> **Material to process**:
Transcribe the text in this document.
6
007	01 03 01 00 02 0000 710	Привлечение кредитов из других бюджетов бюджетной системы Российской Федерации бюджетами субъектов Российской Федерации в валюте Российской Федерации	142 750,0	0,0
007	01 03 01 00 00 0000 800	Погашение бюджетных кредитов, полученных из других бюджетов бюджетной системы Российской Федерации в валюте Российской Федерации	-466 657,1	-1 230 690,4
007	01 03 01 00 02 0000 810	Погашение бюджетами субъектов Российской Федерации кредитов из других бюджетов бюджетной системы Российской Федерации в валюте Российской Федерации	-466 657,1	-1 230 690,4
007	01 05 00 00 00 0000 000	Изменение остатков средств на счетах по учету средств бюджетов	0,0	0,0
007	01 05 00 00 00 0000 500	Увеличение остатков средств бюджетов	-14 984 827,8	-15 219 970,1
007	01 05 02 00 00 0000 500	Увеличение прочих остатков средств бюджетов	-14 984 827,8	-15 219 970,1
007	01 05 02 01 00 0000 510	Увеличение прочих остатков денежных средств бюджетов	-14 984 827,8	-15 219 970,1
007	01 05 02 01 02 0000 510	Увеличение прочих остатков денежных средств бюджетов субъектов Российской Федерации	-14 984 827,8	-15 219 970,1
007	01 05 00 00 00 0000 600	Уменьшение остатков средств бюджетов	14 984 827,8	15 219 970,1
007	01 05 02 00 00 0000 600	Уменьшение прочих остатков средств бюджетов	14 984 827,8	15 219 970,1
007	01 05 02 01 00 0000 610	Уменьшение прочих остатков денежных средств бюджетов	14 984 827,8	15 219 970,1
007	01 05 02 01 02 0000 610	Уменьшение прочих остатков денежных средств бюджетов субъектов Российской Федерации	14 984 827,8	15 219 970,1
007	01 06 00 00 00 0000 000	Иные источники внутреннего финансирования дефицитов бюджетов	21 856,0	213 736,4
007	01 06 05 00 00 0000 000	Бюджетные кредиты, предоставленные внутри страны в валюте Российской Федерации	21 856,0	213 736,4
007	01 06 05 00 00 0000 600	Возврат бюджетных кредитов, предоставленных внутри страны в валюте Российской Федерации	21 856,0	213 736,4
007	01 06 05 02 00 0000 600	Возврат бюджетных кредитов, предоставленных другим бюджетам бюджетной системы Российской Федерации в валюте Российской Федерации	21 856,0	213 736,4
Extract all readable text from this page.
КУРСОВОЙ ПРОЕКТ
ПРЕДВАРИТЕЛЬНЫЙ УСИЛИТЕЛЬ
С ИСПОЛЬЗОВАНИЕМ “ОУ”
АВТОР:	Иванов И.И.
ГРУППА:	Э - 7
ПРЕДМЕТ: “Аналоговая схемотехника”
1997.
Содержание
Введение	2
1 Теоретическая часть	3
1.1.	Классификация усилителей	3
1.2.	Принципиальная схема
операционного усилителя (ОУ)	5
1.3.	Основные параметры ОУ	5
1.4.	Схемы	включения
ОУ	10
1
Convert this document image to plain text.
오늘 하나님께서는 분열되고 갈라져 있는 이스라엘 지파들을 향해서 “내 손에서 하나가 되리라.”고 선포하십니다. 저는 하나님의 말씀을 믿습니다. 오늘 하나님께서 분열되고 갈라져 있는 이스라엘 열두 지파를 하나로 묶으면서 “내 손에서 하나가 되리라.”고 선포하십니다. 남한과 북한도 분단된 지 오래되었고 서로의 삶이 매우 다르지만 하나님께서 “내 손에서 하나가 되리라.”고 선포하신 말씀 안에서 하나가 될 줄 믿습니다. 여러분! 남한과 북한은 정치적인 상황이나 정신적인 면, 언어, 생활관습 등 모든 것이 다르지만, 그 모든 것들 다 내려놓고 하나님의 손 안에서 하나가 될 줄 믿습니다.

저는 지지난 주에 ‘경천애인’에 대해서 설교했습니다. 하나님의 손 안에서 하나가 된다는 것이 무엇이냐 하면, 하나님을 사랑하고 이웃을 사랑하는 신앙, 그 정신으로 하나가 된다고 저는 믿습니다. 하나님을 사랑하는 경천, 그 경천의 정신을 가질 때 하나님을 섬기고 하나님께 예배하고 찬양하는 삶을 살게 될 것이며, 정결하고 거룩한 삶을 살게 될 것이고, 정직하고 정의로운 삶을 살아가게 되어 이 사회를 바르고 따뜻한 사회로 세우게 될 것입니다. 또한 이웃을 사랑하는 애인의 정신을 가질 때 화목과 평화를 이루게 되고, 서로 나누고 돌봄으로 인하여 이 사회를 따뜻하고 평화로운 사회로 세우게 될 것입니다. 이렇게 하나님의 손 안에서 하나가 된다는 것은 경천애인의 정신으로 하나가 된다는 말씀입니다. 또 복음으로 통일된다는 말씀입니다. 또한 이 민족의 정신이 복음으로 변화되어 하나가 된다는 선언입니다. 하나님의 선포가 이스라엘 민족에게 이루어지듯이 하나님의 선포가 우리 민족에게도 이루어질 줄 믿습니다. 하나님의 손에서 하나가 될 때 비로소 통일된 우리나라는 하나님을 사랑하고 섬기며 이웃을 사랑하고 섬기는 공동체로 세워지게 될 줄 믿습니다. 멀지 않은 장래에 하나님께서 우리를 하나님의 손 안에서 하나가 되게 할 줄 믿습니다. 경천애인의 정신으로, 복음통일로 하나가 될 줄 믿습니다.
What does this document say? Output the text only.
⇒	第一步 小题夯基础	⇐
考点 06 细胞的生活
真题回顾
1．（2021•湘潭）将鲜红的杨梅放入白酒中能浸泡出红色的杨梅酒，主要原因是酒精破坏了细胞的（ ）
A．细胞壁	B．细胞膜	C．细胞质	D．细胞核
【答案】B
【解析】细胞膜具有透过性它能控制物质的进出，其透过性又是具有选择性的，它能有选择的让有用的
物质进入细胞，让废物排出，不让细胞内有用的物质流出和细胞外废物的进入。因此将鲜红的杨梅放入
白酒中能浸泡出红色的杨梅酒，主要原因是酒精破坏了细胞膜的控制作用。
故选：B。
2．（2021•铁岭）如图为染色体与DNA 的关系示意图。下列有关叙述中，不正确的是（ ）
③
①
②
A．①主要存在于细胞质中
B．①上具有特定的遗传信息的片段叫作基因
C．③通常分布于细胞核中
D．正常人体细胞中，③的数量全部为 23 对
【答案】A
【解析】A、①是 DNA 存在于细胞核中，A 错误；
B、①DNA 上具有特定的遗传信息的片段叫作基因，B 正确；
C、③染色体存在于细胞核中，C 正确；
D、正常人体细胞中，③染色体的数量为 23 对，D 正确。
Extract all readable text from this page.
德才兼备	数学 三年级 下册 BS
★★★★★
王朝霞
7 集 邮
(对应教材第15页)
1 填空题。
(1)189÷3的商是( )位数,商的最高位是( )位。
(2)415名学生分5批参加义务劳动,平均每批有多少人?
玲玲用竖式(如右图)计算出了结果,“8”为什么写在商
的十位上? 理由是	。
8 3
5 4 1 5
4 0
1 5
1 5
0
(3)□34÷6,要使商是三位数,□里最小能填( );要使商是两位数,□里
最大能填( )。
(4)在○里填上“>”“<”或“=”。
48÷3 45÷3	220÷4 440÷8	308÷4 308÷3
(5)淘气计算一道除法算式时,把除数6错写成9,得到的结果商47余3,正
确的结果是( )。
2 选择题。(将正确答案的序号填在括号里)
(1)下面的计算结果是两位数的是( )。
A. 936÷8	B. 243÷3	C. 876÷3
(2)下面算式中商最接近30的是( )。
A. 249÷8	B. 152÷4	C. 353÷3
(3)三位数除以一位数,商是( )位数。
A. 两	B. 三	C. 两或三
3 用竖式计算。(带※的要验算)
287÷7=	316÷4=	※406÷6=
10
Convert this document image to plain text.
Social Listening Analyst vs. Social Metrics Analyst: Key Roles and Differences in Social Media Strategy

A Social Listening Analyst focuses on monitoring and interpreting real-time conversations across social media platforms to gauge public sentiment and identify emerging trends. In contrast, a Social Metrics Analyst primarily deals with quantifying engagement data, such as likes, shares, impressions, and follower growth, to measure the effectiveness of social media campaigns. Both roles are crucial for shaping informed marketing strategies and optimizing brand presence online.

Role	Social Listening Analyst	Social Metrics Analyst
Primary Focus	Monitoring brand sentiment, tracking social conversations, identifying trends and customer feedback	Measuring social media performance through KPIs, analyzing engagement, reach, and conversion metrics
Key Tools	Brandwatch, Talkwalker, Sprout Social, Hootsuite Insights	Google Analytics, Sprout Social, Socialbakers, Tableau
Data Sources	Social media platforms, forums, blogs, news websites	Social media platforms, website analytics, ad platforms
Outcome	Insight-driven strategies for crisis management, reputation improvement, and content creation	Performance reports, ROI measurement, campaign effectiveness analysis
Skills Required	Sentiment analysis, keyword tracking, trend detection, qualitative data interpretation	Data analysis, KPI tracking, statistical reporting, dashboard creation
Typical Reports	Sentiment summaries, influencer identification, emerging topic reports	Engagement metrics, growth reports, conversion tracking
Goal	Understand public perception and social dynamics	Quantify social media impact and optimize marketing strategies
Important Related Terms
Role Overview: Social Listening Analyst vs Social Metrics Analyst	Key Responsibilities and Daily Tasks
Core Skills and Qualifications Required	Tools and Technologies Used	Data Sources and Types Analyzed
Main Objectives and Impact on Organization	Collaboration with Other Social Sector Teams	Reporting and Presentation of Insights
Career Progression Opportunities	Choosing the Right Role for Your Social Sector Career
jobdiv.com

> **Instructions to follow**: Look through the material above. Copy each line where the word "Sector" appears.

> **Written response**:
Main Objectives and Impact on Organization	Collaboration with Other Social Sector Teams	Reporting and Presentation of Insights
Career Progression Opportunities	Choosing the Right Role for Your Social Sector Career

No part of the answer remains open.